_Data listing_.
········

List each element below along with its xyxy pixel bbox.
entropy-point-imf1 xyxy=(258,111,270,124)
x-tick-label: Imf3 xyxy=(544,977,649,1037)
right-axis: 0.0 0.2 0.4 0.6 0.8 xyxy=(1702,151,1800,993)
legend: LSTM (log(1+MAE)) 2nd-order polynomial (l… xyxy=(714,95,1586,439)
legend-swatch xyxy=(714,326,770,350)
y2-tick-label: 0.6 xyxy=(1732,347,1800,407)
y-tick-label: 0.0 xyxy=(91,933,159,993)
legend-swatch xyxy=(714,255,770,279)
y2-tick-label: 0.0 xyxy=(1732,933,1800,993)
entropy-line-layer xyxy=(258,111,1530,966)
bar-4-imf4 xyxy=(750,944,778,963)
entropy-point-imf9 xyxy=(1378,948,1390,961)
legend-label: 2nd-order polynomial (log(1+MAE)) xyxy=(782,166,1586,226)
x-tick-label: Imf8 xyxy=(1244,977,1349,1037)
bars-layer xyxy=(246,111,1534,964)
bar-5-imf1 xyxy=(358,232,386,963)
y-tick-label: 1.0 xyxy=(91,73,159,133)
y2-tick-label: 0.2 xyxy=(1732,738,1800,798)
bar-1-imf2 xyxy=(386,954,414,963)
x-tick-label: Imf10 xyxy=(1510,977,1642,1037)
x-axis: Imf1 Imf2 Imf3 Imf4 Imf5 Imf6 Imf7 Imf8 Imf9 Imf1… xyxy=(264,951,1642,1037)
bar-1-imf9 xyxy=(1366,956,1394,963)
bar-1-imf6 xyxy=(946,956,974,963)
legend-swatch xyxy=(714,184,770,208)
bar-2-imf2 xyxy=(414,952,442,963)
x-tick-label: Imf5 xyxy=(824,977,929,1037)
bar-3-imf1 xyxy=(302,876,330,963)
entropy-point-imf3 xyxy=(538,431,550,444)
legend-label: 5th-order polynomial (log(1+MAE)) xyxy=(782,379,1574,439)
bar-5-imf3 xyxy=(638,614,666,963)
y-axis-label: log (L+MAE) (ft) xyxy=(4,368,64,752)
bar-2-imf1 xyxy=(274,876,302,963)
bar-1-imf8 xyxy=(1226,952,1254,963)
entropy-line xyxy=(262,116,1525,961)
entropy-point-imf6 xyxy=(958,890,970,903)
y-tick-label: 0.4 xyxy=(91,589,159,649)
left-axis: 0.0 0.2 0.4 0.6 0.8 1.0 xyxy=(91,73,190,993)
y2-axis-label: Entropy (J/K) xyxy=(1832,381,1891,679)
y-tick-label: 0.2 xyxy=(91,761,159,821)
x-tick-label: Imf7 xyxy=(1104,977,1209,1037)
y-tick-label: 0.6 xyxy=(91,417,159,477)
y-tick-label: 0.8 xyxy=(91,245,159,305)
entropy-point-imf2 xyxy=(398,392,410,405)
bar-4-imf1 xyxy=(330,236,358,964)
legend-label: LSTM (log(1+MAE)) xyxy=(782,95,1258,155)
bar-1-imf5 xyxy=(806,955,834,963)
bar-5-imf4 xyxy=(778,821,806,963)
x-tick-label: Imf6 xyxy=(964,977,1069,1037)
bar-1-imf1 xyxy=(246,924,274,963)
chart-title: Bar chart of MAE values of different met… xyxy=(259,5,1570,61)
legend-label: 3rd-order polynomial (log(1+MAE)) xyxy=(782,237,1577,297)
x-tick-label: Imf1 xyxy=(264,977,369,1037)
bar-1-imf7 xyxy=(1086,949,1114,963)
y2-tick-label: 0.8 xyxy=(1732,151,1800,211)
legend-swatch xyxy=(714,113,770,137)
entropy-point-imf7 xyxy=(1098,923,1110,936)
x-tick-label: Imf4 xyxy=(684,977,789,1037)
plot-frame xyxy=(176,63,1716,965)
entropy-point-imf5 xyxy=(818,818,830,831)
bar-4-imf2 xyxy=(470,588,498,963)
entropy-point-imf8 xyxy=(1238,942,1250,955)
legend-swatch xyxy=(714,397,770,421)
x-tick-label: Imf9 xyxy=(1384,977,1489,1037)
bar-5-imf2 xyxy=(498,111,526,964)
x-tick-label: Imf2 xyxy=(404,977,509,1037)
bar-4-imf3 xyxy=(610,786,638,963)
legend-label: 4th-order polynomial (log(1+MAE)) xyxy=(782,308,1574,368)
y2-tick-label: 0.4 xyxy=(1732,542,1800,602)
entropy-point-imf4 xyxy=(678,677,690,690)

········

_TO DO_. Edit the data listing by replacing each occurrence of "legend-swatch" with "legend-marker", and reproduce every entry with all other text unchanged.

_RESPONSE_.
List each element below along with its xyxy pixel bbox.
entropy-point-imf1 xyxy=(258,111,270,124)
x-tick-label: Imf3 xyxy=(544,977,649,1037)
right-axis: 0.0 0.2 0.4 0.6 0.8 xyxy=(1702,151,1800,993)
legend: LSTM (log(1+MAE)) 2nd-order polynomial (l… xyxy=(714,95,1586,439)
legend-marker xyxy=(714,326,770,350)
y2-tick-label: 0.6 xyxy=(1732,347,1800,407)
y-tick-label: 0.0 xyxy=(91,933,159,993)
legend-marker xyxy=(714,255,770,279)
y2-tick-label: 0.0 xyxy=(1732,933,1800,993)
entropy-line-layer xyxy=(258,111,1530,966)
bar-4-imf4 xyxy=(750,944,778,963)
entropy-point-imf9 xyxy=(1378,948,1390,961)
legend-label: 2nd-order polynomial (log(1+MAE)) xyxy=(782,166,1586,226)
x-tick-label: Imf8 xyxy=(1244,977,1349,1037)
bars-layer xyxy=(246,111,1534,964)
bar-5-imf1 xyxy=(358,232,386,963)
y-tick-label: 1.0 xyxy=(91,73,159,133)
y2-tick-label: 0.2 xyxy=(1732,738,1800,798)
bar-1-imf2 xyxy=(386,954,414,963)
x-tick-label: Imf10 xyxy=(1510,977,1642,1037)
x-axis: Imf1 Imf2 Imf3 Imf4 Imf5 Imf6 Imf7 Imf8 Imf9 Imf1… xyxy=(264,951,1642,1037)
bar-1-imf9 xyxy=(1366,956,1394,963)
bar-1-imf6 xyxy=(946,956,974,963)
legend-marker xyxy=(714,184,770,208)
bar-2-imf2 xyxy=(414,952,442,963)
x-tick-label: Imf5 xyxy=(824,977,929,1037)
bar-3-imf1 xyxy=(302,876,330,963)
entropy-point-imf3 xyxy=(538,431,550,444)
legend-label: 5th-order polynomial (log(1+MAE)) xyxy=(782,379,1574,439)
bar-5-imf3 xyxy=(638,614,666,963)
y-axis-label: log (L+MAE) (ft) xyxy=(4,368,64,752)
bar-2-imf1 xyxy=(274,876,302,963)
bar-1-imf8 xyxy=(1226,952,1254,963)
entropy-line xyxy=(262,116,1525,961)
entropy-point-imf6 xyxy=(958,890,970,903)
y-tick-label: 0.4 xyxy=(91,589,159,649)
left-axis: 0.0 0.2 0.4 0.6 0.8 1.0 xyxy=(91,73,190,993)
y2-axis-label: Entropy (J/K) xyxy=(1832,381,1891,679)
y-tick-label: 0.2 xyxy=(91,761,159,821)
x-tick-label: Imf7 xyxy=(1104,977,1209,1037)
y-tick-label: 0.6 xyxy=(91,417,159,477)
y-tick-label: 0.8 xyxy=(91,245,159,305)
entropy-point-imf2 xyxy=(398,392,410,405)
bar-4-imf1 xyxy=(330,236,358,964)
legend-label: LSTM (log(1+MAE)) xyxy=(782,95,1258,155)
bar-1-imf5 xyxy=(806,955,834,963)
bar-5-imf4 xyxy=(778,821,806,963)
x-tick-label: Imf6 xyxy=(964,977,1069,1037)
bar-1-imf1 xyxy=(246,924,274,963)
chart-title: Bar chart of MAE values of different met… xyxy=(259,5,1570,61)
legend-label: 3rd-order polynomial (log(1+MAE)) xyxy=(782,237,1577,297)
x-tick-label: Imf1 xyxy=(264,977,369,1037)
bar-1-imf7 xyxy=(1086,949,1114,963)
y2-tick-label: 0.8 xyxy=(1732,151,1800,211)
legend-marker xyxy=(714,113,770,137)
entropy-point-imf7 xyxy=(1098,923,1110,936)
x-tick-label: Imf4 xyxy=(684,977,789,1037)
plot-frame xyxy=(176,63,1716,965)
entropy-point-imf5 xyxy=(818,818,830,831)
bar-4-imf2 xyxy=(470,588,498,963)
entropy-point-imf8 xyxy=(1238,942,1250,955)
legend-marker xyxy=(714,397,770,421)
x-tick-label: Imf9 xyxy=(1384,977,1489,1037)
bar-5-imf2 xyxy=(498,111,526,964)
x-tick-label: Imf2 xyxy=(404,977,509,1037)
bar-4-imf3 xyxy=(610,786,638,963)
legend-label: 4th-order polynomial (log(1+MAE)) xyxy=(782,308,1574,368)
y2-tick-label: 0.4 xyxy=(1732,542,1800,602)
entropy-point-imf4 xyxy=(678,677,690,690)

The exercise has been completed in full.